### TO BE DONE
Select and copy every line of the records that contains the word "button".
::::::::
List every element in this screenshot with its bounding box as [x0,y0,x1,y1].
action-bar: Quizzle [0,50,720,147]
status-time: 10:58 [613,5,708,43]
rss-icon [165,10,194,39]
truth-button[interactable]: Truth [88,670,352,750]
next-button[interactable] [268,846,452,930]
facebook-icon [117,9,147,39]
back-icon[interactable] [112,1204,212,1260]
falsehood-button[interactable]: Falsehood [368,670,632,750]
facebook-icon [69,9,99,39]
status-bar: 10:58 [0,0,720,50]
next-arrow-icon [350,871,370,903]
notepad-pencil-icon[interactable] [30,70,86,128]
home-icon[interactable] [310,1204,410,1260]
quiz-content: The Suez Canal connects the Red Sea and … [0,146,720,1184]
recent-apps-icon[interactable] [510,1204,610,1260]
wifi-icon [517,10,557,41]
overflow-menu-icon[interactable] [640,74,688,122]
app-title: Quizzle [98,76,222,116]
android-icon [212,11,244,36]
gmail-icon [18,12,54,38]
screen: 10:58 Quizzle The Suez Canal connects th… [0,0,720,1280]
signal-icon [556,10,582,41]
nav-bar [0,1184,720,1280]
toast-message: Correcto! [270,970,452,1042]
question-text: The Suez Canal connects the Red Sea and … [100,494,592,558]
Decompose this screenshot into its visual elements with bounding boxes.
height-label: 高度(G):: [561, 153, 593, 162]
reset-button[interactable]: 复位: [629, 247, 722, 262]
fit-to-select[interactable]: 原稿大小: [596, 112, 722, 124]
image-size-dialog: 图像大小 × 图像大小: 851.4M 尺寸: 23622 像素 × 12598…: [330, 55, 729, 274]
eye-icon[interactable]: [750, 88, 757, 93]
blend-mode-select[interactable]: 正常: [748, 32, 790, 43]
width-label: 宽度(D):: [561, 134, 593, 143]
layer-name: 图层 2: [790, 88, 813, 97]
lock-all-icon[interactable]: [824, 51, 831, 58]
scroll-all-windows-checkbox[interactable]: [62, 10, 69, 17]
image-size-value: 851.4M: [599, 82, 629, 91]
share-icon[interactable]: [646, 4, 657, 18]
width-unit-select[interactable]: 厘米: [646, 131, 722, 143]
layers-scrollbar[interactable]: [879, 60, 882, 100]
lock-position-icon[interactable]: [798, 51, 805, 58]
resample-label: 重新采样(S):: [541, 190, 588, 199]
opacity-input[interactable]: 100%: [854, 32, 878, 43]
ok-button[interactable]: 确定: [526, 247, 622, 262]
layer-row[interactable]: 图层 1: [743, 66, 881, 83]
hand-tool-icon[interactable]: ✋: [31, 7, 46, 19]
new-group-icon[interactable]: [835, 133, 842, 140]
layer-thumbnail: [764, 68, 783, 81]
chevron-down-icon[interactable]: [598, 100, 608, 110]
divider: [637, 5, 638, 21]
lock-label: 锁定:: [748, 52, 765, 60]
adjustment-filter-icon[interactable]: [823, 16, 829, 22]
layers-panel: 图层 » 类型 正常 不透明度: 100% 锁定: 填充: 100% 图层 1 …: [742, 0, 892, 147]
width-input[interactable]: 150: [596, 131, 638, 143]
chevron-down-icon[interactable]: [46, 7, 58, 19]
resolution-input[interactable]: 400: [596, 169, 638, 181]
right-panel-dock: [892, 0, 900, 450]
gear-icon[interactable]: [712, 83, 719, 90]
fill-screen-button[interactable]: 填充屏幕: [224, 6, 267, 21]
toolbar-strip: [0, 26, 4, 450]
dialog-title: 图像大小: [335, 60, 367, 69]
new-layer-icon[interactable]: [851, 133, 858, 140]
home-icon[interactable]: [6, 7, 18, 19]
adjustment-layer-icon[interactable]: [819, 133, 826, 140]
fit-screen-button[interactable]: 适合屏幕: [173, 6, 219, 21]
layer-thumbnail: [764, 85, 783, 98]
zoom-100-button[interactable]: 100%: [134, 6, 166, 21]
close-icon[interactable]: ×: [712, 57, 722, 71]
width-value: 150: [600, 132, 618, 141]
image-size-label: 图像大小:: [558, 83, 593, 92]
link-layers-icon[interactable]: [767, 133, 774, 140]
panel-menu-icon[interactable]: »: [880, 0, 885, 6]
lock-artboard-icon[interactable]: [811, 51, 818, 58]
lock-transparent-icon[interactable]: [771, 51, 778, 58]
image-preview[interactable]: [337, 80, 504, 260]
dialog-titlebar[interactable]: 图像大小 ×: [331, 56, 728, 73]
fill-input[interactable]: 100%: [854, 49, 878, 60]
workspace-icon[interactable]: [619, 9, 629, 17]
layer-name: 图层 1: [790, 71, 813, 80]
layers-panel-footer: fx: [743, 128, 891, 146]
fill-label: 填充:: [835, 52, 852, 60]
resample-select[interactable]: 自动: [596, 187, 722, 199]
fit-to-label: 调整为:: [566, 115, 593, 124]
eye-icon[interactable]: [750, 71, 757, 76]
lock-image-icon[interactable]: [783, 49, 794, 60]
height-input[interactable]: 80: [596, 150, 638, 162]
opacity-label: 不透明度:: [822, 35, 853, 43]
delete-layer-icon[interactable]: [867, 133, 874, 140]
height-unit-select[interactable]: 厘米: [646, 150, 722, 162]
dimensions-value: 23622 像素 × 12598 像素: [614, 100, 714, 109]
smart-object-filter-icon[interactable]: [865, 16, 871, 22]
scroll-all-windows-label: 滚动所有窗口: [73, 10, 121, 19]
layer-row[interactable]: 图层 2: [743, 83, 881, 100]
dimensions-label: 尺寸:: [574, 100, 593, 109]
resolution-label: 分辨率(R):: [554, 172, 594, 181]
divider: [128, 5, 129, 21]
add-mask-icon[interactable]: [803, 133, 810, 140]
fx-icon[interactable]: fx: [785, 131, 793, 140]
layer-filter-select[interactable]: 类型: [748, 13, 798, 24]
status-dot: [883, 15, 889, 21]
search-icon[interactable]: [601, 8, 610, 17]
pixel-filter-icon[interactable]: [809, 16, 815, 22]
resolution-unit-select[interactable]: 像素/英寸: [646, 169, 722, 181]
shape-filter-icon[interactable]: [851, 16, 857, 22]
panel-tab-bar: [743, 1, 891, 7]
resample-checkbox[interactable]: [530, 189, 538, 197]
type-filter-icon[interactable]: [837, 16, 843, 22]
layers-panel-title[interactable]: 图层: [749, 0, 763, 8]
::::::::
### REPLY TO THE EXERCISE
truth-button[interactable]: Truth [88,670,352,750]
next-button[interactable] [268,846,452,930]
falsehood-button[interactable]: Falsehood [368,670,632,750]
reset-button[interactable]: 复位: [629, 247, 722, 262]
ok-button[interactable]: 确定: [526, 247, 622, 262]
fill-screen-button[interactable]: 填充屏幕: [224, 6, 267, 21]
fit-screen-button[interactable]: 适合屏幕: [173, 6, 219, 21]
zoom-100-button[interactable]: 100%: [134, 6, 166, 21]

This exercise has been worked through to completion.